### Aim of the exercise
Write every entry out again exactly, please, and skip the pictures.

Records from a dataset:
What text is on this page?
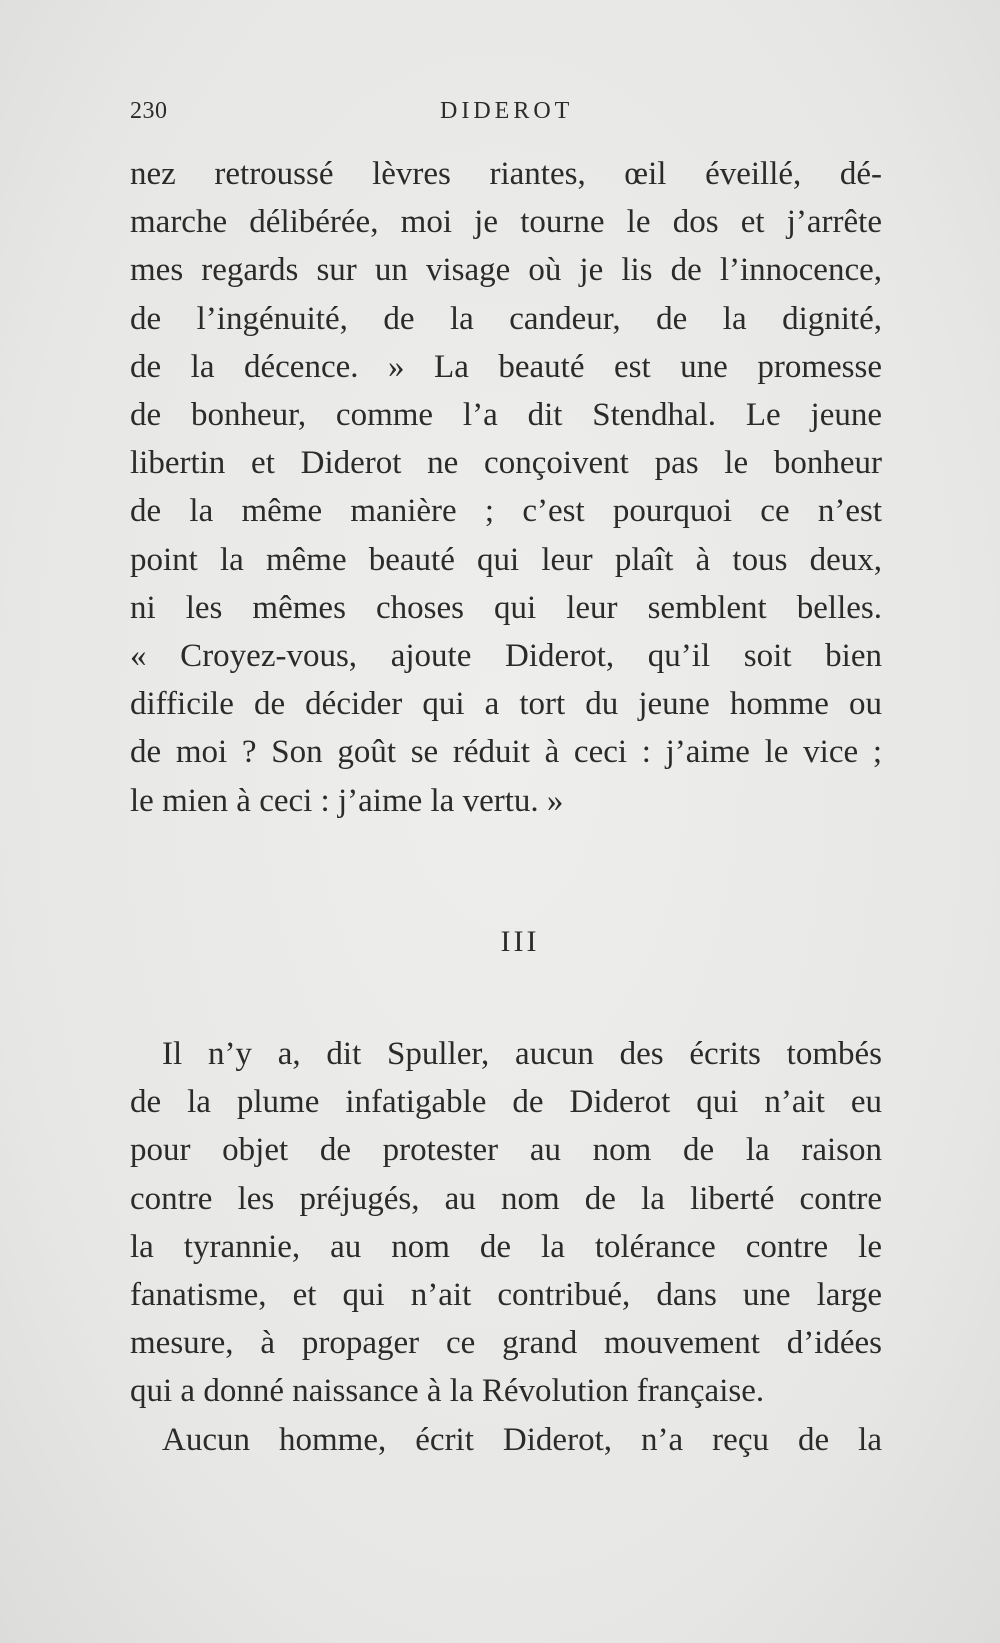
230	DIDEROT
nez retroussé lèvres riantes, œil éveillé, dé-
marche délibérée, moi je tourne le dos et j’arrête
mes regards sur un visage où je lis de l’innocence,
de l’ingénuité, de la candeur, de la dignité,
de la décence. » La beauté est une promesse
de bonheur, comme l’a dit Stendhal. Le jeune
libertin et Diderot ne conçoivent pas le bonheur
de la même manière ; c’est pourquoi ce n’est
point la même beauté qui leur plaît à tous deux,
ni les mêmes choses qui leur semblent belles.
« Croyez-vous, ajoute Diderot, qu’il soit bien
difficile de décider qui a tort du jeune homme ou
de moi ? Son goût se réduit à ceci : j’aime le vice ;
le mien à ceci : j’aime la vertu. »
III
Il n’y a, dit Spuller, aucun des écrits tombés
de la plume infatigable de Diderot qui n’ait eu
pour objet de protester au nom de la raison
contre les préjugés, au nom de la liberté contre
la tyrannie, au nom de la tolérance contre le
fanatisme, et qui n’ait contribué, dans une large
mesure, à propager ce grand mouvement d’idées
qui a donné naissance à la Révolution française.
Aucun homme, écrit Diderot, n’a reçu de la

### Task answer
What text is on this page?
230	DIDEROT
nez retroussé lèvres riantes, œil éveillé, dé-
marche délibérée, moi je tourne le dos et j’arrête
mes regards sur un visage où je lis de l’innocence,
de l’ingénuité, de la candeur, de la dignité,
de la décence. » La beauté est une promesse
de bonheur, comme l’a dit Stendhal. Le jeune
libertin et Diderot ne conçoivent pas le bonheur
de la même manière ; c’est pourquoi ce n’est
point la même beauté qui leur plaît à tous deux,
ni les mêmes choses qui leur semblent belles.
« Croyez-vous, ajoute Diderot, qu’il soit bien
difficile de décider qui a tort du jeune homme ou
de moi ? Son goût se réduit à ceci : j’aime le vice ;
le mien à ceci : j’aime la vertu. »
III
Il n’y a, dit Spuller, aucun des écrits tombés
de la plume infatigable de Diderot qui n’ait eu
pour objet de protester au nom de la raison
contre les préjugés, au nom de la liberté contre
la tyrannie, au nom de la tolérance contre le
fanatisme, et qui n’ait contribué, dans une large
mesure, à propager ce grand mouvement d’idées
qui a donné naissance à la Révolution française.
Aucun homme, écrit Diderot, n’a reçu de la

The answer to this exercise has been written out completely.